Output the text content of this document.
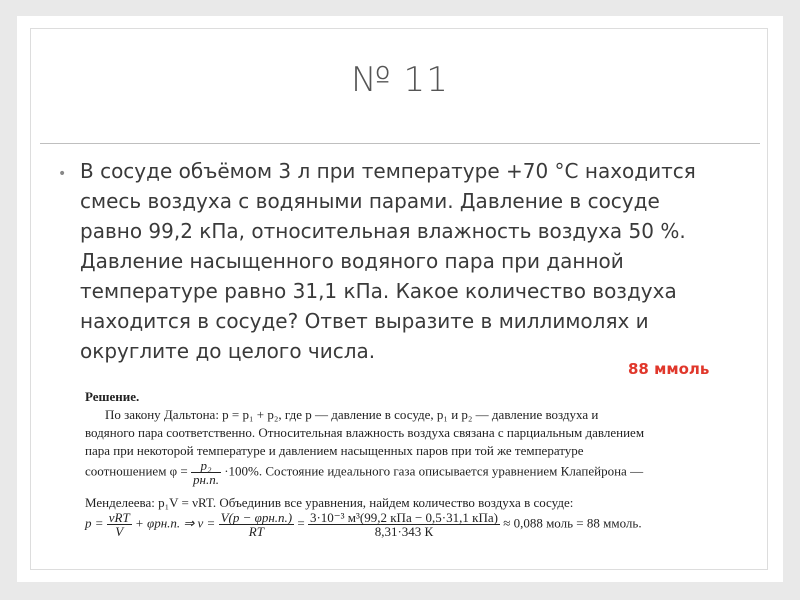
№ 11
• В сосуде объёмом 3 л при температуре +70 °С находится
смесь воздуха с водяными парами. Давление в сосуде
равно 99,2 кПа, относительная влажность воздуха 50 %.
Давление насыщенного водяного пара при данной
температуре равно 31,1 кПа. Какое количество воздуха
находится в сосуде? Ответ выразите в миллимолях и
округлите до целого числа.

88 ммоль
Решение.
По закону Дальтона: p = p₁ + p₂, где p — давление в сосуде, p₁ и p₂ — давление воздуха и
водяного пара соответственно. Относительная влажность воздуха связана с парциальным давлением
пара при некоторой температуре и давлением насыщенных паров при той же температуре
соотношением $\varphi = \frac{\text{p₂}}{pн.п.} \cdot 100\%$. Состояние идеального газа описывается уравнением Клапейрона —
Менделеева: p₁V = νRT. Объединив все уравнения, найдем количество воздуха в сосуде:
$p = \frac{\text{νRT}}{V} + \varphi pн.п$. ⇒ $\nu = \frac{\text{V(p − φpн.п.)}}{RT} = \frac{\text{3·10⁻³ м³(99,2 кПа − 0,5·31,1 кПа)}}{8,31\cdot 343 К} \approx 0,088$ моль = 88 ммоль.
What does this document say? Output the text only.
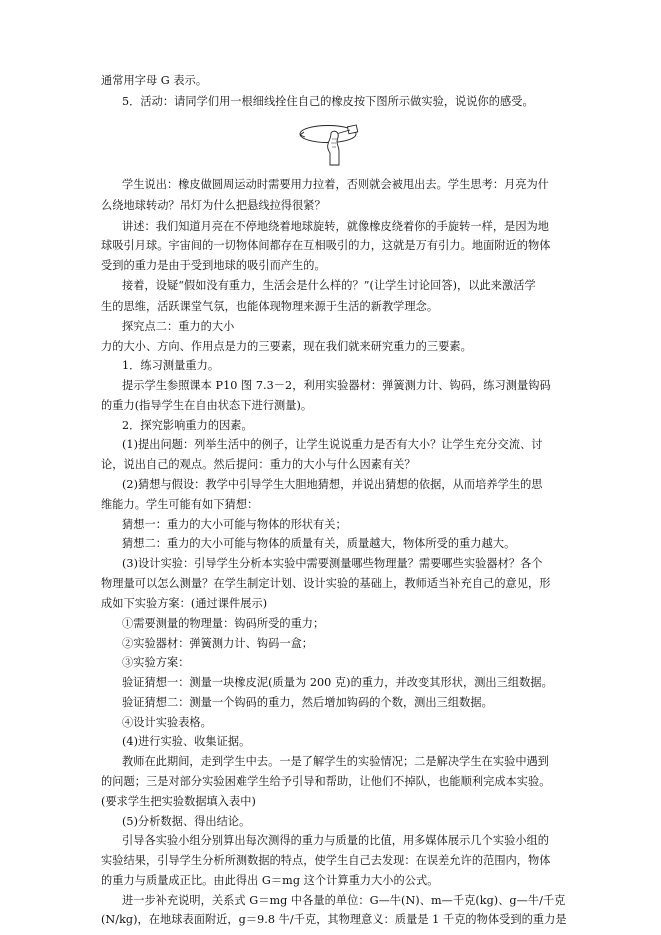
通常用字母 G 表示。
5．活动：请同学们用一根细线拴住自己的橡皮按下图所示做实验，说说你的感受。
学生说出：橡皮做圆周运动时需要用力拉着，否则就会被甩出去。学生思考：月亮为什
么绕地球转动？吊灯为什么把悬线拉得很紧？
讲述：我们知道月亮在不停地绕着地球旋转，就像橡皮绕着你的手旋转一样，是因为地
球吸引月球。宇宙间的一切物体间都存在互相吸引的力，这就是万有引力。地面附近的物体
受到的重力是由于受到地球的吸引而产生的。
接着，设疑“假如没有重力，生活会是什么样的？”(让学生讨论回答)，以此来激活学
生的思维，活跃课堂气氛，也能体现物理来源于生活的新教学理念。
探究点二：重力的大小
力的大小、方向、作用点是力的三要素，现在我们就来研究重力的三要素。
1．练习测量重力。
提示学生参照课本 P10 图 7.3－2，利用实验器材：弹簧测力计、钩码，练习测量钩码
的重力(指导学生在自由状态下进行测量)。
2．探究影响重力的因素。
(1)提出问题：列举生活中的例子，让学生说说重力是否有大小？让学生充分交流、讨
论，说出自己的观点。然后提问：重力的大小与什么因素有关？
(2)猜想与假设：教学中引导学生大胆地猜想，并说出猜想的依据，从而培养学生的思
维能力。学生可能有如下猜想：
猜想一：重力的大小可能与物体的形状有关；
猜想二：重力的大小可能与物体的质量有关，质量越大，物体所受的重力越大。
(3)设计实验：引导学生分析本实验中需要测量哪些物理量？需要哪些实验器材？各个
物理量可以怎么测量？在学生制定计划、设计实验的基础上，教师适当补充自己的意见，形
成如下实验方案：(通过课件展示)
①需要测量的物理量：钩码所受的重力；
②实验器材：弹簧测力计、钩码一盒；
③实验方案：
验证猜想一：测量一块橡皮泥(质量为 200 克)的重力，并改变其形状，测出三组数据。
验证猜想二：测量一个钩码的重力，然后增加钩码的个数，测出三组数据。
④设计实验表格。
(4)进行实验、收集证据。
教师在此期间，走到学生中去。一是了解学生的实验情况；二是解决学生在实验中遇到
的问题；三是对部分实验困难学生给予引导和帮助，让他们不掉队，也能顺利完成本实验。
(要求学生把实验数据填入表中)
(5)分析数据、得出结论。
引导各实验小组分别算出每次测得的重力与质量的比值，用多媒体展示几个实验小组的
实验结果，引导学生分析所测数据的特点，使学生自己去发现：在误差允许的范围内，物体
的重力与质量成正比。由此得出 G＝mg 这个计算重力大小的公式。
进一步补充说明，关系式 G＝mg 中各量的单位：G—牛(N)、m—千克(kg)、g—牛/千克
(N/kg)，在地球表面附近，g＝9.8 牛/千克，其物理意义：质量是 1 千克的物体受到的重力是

......

# Exercise instructions:
Without any pictures, write out the lines running from the one containing "What does this" through the end of the listing above, both included, exactly as given.

# Complete response:
What does this document say? Output the text only.
通常用字母 G 表示。
5．活动：请同学们用一根细线拴住自己的橡皮按下图所示做实验，说说你的感受。
学生说出：橡皮做圆周运动时需要用力拉着，否则就会被甩出去。学生思考：月亮为什
么绕地球转动？吊灯为什么把悬线拉得很紧？
讲述：我们知道月亮在不停地绕着地球旋转，就像橡皮绕着你的手旋转一样，是因为地
球吸引月球。宇宙间的一切物体间都存在互相吸引的力，这就是万有引力。地面附近的物体
受到的重力是由于受到地球的吸引而产生的。
接着，设疑“假如没有重力，生活会是什么样的？”(让学生讨论回答)，以此来激活学
生的思维，活跃课堂气氛，也能体现物理来源于生活的新教学理念。
探究点二：重力的大小
力的大小、方向、作用点是力的三要素，现在我们就来研究重力的三要素。
1．练习测量重力。
提示学生参照课本 P10 图 7.3－2，利用实验器材：弹簧测力计、钩码，练习测量钩码
的重力(指导学生在自由状态下进行测量)。
2．探究影响重力的因素。
(1)提出问题：列举生活中的例子，让学生说说重力是否有大小？让学生充分交流、讨
论，说出自己的观点。然后提问：重力的大小与什么因素有关？
(2)猜想与假设：教学中引导学生大胆地猜想，并说出猜想的依据，从而培养学生的思
维能力。学生可能有如下猜想：
猜想一：重力的大小可能与物体的形状有关；
猜想二：重力的大小可能与物体的质量有关，质量越大，物体所受的重力越大。
(3)设计实验：引导学生分析本实验中需要测量哪些物理量？需要哪些实验器材？各个
物理量可以怎么测量？在学生制定计划、设计实验的基础上，教师适当补充自己的意见，形
成如下实验方案：(通过课件展示)
①需要测量的物理量：钩码所受的重力；
②实验器材：弹簧测力计、钩码一盒；
③实验方案：
验证猜想一：测量一块橡皮泥(质量为 200 克)的重力，并改变其形状，测出三组数据。
验证猜想二：测量一个钩码的重力，然后增加钩码的个数，测出三组数据。
④设计实验表格。
(4)进行实验、收集证据。
教师在此期间，走到学生中去。一是了解学生的实验情况；二是解决学生在实验中遇到
的问题；三是对部分实验困难学生给予引导和帮助，让他们不掉队，也能顺利完成本实验。
(要求学生把实验数据填入表中)
(5)分析数据、得出结论。
引导各实验小组分别算出每次测得的重力与质量的比值，用多媒体展示几个实验小组的
实验结果，引导学生分析所测数据的特点，使学生自己去发现：在误差允许的范围内，物体
的重力与质量成正比。由此得出 G＝mg 这个计算重力大小的公式。
进一步补充说明，关系式 G＝mg 中各量的单位：G—牛(N)、m—千克(kg)、g—牛/千克
(N/kg)，在地球表面附近，g＝9.8 牛/千克，其物理意义：质量是 1 千克的物体受到的重力是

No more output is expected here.